[Recorded data]
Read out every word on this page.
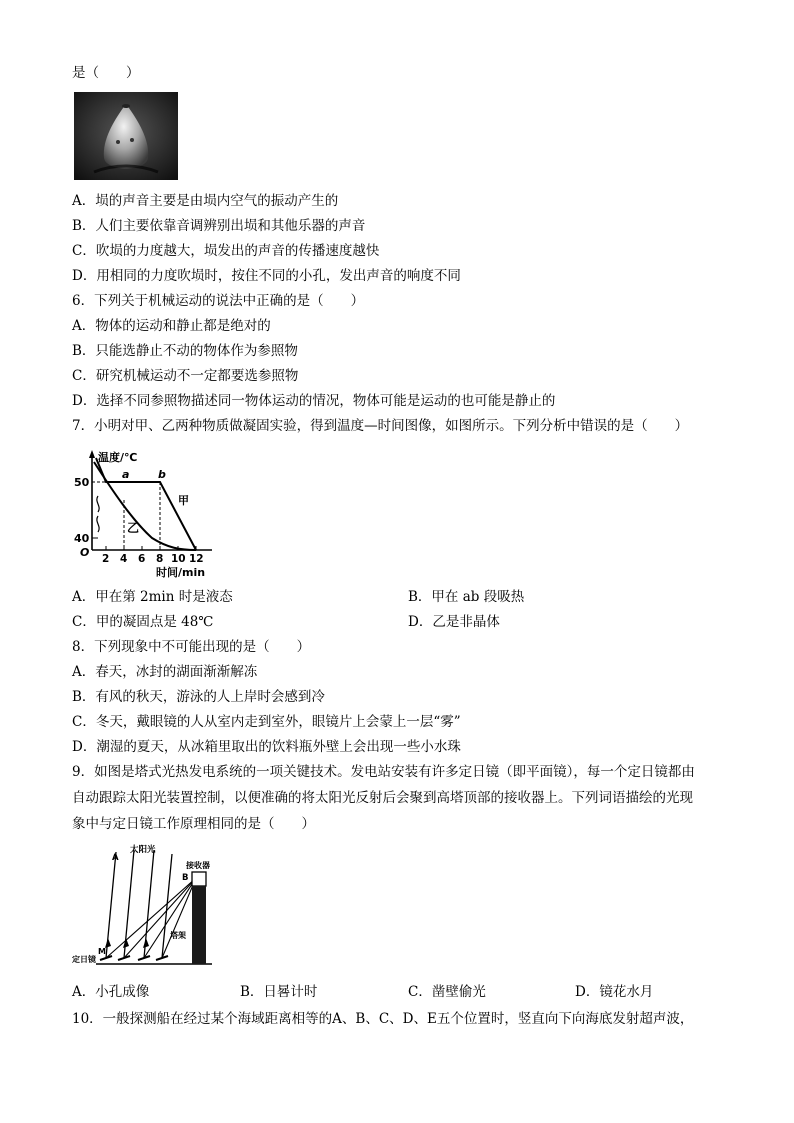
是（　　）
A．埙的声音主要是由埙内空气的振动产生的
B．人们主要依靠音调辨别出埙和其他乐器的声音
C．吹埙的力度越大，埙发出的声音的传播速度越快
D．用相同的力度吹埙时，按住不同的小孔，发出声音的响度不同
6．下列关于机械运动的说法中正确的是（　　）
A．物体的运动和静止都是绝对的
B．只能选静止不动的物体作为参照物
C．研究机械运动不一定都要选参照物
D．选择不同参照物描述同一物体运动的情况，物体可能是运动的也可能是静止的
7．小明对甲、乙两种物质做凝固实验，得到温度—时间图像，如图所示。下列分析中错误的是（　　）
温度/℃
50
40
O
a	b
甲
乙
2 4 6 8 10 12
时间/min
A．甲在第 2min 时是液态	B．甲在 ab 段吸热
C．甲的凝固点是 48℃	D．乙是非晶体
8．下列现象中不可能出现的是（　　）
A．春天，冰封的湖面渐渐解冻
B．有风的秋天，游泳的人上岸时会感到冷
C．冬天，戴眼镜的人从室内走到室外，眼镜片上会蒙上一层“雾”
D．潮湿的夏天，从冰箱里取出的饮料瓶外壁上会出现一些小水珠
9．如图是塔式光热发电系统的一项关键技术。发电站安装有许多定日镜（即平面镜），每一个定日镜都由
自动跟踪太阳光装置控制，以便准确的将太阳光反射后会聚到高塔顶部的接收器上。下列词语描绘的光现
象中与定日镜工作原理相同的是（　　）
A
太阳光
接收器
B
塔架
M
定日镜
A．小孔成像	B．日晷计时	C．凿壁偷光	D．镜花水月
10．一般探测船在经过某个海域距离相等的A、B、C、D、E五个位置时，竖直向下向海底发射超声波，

* * *

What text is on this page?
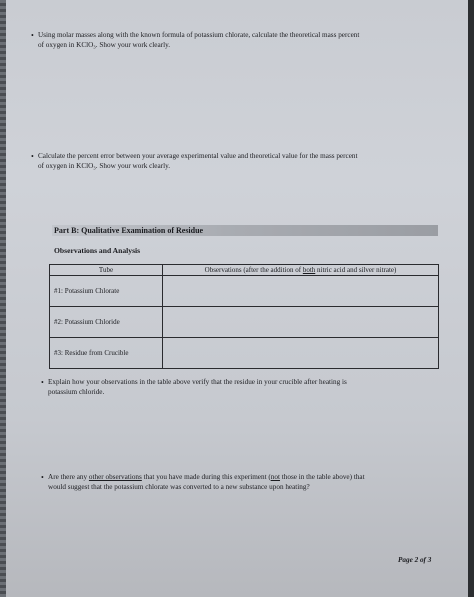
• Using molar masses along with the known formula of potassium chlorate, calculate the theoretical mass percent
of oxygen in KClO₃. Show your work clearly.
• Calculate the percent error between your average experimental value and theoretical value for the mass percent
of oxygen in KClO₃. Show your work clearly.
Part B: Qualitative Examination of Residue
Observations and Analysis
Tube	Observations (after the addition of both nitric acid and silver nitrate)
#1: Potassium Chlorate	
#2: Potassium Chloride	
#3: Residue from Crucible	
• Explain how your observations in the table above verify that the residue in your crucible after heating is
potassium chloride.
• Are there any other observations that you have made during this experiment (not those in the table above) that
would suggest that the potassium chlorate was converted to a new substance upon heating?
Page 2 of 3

==

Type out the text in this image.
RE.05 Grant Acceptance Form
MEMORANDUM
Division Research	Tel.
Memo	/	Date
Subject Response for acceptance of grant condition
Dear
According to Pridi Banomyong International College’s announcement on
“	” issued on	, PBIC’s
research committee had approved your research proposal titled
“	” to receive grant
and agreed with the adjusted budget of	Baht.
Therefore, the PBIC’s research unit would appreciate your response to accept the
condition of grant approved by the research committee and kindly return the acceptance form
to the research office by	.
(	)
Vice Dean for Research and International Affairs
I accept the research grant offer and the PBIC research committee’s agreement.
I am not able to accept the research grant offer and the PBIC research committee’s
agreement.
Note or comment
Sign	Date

EXERCISE PROMPT
Reply with one number: the count of lines in the entries that include the word "agreement".

EXERCISE ANSWER
2